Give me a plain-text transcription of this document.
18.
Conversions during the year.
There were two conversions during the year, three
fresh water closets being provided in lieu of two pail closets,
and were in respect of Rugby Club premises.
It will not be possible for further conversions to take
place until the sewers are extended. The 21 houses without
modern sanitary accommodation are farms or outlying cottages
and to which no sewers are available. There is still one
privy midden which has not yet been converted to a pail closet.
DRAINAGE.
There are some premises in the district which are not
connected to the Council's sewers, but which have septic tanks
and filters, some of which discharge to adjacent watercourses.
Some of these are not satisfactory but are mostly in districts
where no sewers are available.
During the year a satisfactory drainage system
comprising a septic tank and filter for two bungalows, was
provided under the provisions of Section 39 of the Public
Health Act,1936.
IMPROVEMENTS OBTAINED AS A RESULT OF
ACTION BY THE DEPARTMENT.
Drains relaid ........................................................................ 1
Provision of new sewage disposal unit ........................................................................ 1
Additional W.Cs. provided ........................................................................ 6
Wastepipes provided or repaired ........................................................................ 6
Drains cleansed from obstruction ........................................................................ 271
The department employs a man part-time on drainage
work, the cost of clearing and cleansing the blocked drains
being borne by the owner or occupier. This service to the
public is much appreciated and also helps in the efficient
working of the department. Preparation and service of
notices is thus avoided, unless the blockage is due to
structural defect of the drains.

==

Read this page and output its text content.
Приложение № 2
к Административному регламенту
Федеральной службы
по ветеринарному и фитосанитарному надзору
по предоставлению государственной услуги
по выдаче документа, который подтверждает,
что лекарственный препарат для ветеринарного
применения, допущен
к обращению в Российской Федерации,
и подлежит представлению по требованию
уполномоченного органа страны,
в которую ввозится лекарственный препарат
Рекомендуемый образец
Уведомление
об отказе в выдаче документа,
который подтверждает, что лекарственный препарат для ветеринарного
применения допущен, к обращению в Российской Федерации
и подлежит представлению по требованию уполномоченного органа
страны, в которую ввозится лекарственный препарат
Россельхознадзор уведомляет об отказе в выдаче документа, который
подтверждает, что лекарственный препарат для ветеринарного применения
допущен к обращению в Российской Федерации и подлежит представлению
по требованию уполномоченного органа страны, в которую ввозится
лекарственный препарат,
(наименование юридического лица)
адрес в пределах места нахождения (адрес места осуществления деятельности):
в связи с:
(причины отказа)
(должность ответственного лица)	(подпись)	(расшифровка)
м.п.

==

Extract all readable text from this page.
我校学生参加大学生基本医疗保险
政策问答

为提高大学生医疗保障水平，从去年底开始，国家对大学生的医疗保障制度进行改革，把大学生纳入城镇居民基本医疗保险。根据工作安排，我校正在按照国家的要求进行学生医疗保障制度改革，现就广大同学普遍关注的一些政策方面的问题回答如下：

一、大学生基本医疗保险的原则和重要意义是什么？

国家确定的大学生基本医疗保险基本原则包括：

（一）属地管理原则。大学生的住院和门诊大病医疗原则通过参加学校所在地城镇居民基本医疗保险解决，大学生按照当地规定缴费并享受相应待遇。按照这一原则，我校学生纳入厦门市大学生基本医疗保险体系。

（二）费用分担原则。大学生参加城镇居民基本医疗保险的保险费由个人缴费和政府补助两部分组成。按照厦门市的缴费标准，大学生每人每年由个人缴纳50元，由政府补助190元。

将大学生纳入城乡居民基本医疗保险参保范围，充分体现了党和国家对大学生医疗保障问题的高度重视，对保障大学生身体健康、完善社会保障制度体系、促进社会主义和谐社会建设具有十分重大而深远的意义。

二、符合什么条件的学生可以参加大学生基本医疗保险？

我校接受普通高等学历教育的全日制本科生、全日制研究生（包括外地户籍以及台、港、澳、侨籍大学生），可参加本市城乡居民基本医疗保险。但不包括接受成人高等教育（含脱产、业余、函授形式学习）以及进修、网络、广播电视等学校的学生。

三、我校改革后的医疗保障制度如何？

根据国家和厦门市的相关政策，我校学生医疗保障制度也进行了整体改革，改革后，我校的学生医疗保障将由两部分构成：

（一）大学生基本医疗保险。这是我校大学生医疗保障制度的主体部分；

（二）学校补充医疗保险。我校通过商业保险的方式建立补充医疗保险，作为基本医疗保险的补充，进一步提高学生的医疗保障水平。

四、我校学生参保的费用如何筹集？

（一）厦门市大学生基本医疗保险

- [Stated task]: From the material above, gather all lines that include the string "were" and copy them.

- [Reply]:
There were two conversions during the year, three
and were in respect of Rugby Club premises.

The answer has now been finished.